*Exercise*: Filter the entries that follow, copying every line in which the word "rules" appears.

Data records
(begin)

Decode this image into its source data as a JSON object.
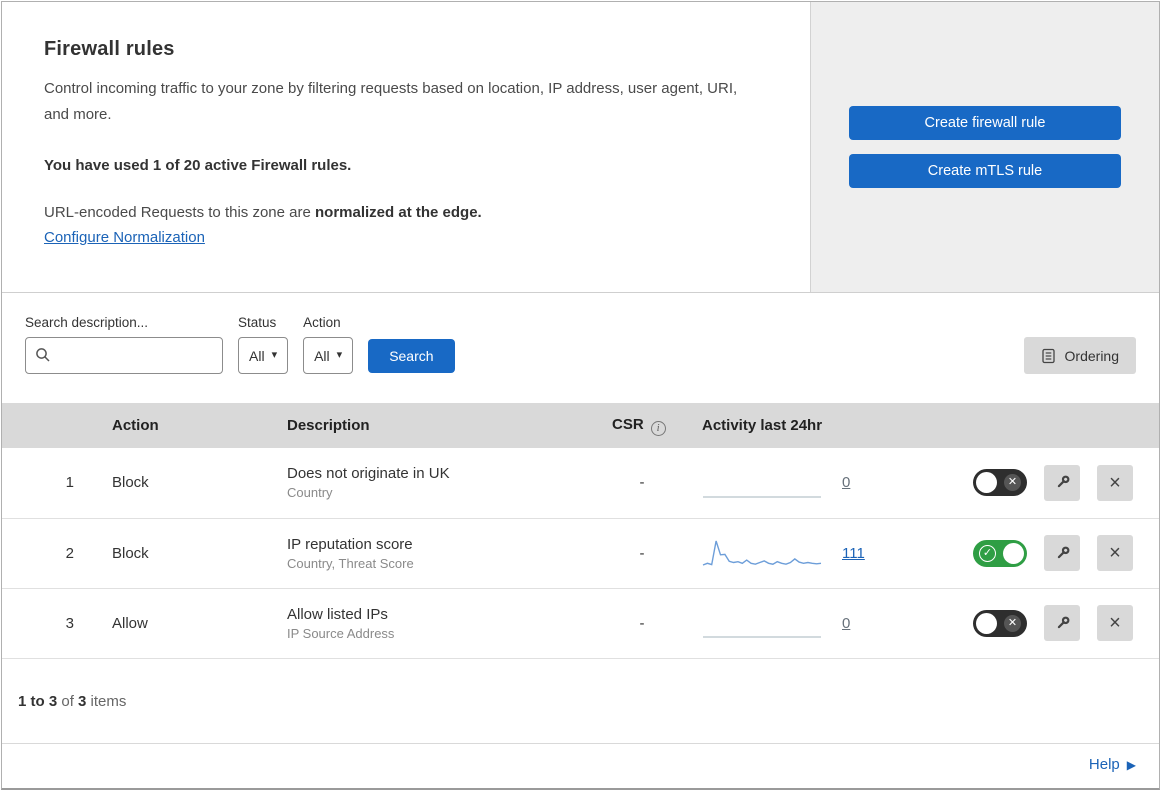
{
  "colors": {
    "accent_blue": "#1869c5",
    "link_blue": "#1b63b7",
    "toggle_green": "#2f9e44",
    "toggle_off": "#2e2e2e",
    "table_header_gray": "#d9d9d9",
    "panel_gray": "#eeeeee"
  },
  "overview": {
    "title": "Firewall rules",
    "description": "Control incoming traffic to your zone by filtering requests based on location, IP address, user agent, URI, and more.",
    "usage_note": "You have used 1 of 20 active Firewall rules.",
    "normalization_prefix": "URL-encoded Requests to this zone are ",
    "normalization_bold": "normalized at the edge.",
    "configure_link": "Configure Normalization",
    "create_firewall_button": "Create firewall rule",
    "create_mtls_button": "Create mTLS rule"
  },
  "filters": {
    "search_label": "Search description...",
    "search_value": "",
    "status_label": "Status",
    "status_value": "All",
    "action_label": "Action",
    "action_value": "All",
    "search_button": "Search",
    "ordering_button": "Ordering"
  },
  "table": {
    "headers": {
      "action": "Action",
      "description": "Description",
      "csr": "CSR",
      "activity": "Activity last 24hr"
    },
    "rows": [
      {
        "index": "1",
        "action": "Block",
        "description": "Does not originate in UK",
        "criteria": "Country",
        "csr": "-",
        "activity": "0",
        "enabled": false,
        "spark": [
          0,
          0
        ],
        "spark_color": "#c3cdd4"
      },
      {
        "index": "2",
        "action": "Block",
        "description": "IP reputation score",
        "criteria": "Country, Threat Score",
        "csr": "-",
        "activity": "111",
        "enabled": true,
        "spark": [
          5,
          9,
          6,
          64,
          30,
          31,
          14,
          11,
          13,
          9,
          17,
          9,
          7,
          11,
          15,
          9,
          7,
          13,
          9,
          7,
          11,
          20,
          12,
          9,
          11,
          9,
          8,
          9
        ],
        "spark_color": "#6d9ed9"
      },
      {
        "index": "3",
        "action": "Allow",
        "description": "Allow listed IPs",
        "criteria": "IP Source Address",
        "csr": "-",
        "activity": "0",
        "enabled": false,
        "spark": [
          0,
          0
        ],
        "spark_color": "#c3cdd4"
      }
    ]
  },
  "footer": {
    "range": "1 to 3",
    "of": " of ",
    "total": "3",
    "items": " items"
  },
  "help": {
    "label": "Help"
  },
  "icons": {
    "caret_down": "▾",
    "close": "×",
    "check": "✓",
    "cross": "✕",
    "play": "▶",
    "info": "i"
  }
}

(end)

*Answer for this exercise*:
    "title": "Firewall rules",
    "usage_note": "You have used 1 of 20 active Firewall rules.",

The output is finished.